Data entries
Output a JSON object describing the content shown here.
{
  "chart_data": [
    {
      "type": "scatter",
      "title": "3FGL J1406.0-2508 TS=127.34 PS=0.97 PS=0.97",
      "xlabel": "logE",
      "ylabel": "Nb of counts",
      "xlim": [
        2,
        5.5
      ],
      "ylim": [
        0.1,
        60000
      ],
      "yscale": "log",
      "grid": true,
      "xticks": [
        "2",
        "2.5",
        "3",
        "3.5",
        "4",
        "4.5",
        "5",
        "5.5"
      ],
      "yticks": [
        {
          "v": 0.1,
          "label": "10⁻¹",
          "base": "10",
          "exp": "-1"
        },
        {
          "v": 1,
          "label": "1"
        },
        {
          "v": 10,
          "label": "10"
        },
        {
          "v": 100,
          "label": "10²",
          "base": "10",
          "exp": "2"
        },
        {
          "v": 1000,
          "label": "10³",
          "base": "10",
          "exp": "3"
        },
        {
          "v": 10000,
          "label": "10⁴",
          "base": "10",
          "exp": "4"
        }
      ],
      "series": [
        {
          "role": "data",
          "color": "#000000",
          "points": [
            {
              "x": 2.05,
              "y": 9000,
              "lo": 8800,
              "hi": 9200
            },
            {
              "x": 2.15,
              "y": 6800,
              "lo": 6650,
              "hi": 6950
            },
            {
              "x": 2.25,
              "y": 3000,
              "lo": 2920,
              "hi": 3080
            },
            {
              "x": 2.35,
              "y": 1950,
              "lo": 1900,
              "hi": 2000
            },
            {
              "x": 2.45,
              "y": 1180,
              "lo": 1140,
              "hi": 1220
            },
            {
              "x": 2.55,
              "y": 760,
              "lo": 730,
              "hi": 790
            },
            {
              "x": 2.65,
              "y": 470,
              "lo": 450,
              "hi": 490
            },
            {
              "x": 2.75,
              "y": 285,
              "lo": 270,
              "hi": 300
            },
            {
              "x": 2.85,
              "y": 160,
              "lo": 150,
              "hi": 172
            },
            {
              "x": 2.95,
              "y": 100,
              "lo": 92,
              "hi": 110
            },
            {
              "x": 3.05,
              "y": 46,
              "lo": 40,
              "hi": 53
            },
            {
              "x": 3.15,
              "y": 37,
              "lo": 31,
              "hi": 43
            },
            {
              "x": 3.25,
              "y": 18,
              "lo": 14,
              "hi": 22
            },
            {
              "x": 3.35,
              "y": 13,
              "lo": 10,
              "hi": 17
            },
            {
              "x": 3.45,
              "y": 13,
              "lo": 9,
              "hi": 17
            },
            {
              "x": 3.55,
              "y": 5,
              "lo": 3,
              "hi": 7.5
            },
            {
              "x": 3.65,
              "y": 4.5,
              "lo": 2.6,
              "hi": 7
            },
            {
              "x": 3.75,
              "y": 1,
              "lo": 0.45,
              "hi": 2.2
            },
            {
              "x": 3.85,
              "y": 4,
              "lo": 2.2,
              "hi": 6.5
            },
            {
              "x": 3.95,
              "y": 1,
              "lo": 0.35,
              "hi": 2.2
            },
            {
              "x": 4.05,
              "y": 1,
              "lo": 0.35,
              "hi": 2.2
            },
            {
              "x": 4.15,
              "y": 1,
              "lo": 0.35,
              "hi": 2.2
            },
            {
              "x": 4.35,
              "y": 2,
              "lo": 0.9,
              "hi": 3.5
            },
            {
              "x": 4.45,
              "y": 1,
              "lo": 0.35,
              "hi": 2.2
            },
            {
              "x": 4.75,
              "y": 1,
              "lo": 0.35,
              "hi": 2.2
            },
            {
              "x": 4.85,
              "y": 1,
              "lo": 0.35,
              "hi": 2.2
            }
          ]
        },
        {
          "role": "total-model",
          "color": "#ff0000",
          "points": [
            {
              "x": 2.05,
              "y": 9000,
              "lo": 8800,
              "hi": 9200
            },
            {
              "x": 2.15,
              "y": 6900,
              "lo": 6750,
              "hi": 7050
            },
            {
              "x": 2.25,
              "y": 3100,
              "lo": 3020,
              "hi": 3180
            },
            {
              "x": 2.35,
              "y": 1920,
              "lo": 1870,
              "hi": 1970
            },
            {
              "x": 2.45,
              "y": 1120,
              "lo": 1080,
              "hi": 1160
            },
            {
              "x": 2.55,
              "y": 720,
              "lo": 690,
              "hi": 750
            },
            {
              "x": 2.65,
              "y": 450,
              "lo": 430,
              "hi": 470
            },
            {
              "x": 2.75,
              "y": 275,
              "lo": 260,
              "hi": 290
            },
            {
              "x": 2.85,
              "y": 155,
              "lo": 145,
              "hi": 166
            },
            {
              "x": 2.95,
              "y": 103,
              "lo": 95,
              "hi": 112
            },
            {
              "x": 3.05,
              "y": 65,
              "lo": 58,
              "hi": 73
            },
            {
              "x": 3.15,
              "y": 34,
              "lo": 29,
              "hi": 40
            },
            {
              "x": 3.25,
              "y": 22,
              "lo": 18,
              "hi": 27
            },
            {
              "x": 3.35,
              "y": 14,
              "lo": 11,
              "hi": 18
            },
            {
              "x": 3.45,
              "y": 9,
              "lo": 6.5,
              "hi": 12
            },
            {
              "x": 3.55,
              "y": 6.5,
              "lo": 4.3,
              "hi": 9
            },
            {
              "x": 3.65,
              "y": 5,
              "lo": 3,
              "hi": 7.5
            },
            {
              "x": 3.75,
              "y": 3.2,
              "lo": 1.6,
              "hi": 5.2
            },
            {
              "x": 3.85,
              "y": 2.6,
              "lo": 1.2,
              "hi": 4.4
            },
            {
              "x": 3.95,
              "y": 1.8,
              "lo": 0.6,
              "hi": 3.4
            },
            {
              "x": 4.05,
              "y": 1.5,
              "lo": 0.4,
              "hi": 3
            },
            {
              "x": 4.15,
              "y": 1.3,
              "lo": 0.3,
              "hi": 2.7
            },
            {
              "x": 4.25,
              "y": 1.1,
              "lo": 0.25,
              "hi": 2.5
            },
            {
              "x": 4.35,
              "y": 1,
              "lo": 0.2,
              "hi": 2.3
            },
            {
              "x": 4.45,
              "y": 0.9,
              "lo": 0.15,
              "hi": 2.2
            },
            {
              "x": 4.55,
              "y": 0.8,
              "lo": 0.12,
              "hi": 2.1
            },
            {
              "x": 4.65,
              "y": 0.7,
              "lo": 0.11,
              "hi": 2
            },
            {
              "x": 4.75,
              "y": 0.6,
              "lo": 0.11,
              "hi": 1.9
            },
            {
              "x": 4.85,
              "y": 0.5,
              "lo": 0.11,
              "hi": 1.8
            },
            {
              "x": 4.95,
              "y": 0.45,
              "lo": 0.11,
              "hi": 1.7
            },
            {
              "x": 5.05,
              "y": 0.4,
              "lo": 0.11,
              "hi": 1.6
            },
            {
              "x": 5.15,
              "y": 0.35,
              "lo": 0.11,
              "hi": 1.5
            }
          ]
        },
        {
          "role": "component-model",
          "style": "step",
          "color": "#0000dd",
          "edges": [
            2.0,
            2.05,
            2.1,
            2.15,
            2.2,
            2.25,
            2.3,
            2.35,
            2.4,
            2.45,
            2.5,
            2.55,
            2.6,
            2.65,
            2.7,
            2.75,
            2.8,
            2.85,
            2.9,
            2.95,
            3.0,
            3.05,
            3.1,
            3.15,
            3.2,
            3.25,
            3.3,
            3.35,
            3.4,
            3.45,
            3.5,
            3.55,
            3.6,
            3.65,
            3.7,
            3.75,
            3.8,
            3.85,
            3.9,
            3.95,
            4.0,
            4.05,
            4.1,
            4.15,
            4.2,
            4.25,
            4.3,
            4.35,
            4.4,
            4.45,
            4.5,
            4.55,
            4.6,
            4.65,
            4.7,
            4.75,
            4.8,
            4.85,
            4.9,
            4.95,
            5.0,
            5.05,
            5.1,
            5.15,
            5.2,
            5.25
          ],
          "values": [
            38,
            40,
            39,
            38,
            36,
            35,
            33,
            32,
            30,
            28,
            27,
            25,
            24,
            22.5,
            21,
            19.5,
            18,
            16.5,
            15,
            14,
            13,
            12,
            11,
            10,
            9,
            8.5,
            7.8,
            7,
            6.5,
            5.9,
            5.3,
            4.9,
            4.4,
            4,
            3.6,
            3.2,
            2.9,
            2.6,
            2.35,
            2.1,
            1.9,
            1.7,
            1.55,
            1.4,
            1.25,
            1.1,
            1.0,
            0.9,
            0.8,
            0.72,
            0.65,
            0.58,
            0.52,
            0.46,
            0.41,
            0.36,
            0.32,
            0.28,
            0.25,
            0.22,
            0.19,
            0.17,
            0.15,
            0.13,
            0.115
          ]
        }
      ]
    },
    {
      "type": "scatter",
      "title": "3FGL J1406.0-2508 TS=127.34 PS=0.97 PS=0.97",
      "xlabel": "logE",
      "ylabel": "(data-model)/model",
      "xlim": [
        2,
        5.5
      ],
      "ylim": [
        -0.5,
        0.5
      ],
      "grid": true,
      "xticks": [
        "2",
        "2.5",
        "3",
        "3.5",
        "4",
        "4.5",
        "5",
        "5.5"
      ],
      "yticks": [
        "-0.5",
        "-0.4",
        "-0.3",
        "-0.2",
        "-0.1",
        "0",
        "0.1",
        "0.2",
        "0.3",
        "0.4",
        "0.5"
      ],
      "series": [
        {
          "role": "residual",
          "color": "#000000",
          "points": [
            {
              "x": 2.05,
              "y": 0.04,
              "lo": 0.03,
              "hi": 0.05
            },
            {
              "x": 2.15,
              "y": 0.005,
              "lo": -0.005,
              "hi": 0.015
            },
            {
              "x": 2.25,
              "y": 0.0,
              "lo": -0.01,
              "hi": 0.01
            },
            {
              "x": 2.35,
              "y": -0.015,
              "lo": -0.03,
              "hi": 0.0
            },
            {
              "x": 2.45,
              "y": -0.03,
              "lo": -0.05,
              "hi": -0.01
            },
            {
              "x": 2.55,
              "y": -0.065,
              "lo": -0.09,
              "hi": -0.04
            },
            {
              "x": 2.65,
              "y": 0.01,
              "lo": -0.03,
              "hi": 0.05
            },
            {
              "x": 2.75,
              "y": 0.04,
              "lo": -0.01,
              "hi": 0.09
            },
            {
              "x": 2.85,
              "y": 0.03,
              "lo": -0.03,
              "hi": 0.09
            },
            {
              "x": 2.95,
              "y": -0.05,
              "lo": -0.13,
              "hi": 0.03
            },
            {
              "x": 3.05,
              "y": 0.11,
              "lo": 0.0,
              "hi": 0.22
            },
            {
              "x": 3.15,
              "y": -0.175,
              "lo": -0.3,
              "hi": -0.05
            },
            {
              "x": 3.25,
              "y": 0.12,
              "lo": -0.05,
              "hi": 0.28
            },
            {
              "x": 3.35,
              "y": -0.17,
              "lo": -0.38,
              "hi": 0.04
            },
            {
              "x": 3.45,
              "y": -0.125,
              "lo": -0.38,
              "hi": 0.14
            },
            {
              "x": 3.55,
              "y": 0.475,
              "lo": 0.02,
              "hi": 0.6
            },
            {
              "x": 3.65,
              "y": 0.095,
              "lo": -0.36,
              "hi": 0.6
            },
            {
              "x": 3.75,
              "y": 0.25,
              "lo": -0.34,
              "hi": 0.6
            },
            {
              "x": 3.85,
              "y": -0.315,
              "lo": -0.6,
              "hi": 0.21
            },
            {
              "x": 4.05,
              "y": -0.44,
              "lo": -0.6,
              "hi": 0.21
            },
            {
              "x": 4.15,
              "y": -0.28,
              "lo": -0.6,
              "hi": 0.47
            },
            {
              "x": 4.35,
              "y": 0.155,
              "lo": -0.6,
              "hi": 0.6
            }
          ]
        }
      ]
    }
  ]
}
==
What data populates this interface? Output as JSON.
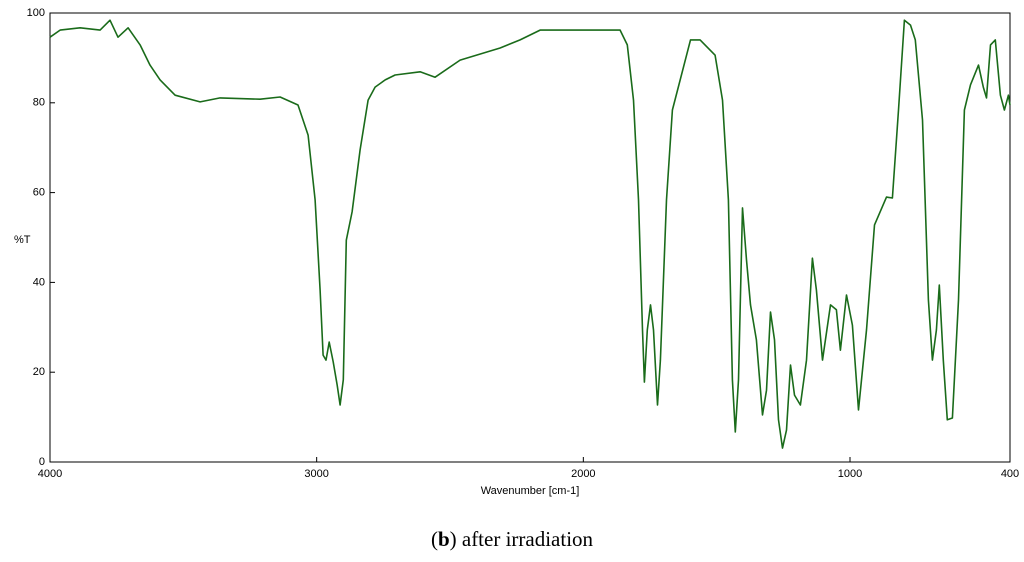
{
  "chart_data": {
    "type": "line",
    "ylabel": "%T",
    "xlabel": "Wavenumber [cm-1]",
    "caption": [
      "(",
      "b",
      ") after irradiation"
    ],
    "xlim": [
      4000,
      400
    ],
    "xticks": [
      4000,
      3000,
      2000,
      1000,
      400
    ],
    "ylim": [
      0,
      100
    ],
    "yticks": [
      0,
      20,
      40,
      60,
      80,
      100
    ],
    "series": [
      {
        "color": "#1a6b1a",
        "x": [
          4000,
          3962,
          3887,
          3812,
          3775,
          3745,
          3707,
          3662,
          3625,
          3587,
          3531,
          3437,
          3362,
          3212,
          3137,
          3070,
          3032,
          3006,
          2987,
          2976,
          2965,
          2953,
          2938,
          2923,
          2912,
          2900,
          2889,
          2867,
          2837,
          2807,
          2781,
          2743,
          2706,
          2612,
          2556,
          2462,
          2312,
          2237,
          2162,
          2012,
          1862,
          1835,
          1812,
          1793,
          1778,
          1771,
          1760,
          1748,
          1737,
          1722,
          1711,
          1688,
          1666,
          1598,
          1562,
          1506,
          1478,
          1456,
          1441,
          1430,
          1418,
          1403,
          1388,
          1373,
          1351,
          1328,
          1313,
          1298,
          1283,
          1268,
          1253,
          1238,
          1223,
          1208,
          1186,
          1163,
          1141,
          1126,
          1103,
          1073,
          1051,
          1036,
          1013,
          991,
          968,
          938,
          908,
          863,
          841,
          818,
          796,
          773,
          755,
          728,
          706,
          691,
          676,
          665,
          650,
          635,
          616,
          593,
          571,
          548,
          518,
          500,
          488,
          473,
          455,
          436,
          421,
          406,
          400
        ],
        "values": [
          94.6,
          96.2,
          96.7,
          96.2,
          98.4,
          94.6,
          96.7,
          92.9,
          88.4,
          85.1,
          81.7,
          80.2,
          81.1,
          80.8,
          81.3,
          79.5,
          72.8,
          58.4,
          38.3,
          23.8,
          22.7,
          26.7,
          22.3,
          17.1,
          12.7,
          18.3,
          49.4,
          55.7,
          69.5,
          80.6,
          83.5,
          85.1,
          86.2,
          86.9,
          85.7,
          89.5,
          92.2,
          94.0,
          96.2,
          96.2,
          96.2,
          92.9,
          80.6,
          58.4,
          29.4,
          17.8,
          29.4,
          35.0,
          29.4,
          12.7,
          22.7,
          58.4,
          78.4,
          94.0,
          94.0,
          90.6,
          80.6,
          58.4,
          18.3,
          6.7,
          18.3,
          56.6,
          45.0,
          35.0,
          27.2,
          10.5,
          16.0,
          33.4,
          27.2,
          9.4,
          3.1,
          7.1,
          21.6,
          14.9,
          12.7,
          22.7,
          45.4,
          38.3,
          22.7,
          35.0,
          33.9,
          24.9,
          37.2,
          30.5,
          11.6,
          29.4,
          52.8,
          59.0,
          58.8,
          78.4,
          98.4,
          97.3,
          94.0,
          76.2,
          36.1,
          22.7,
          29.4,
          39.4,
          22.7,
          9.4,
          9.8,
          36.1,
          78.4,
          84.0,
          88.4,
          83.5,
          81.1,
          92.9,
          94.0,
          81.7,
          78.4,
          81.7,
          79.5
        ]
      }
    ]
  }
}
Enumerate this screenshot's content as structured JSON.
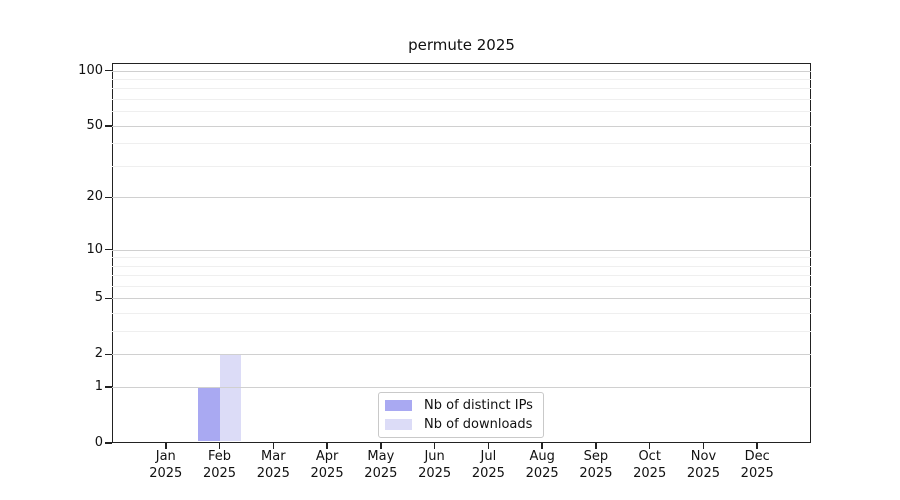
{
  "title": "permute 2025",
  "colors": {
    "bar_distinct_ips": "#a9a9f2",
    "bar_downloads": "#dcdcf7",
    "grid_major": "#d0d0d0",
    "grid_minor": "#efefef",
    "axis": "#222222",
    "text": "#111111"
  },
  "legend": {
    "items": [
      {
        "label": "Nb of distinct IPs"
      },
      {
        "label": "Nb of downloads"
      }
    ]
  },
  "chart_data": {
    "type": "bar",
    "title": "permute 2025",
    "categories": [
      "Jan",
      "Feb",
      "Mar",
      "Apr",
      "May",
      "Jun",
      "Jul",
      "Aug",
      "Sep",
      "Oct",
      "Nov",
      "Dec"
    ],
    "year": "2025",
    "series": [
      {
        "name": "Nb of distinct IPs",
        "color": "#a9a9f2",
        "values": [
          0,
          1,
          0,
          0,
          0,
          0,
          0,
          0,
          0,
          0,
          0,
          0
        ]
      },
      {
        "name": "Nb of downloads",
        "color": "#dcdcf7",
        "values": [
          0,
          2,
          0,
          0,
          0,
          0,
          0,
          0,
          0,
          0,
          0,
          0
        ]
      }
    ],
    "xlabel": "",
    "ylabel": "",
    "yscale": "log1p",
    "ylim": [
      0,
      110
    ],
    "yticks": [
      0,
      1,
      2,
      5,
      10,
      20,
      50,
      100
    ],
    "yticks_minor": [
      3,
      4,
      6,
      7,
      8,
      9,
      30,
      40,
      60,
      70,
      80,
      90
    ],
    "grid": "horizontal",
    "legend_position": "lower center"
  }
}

### Written problem
Pull out and copy each line containing the string "this".

### Answer to the task
What data populates this interface? Output as JSON.
Enumerate this screenshot's content as structured JSON.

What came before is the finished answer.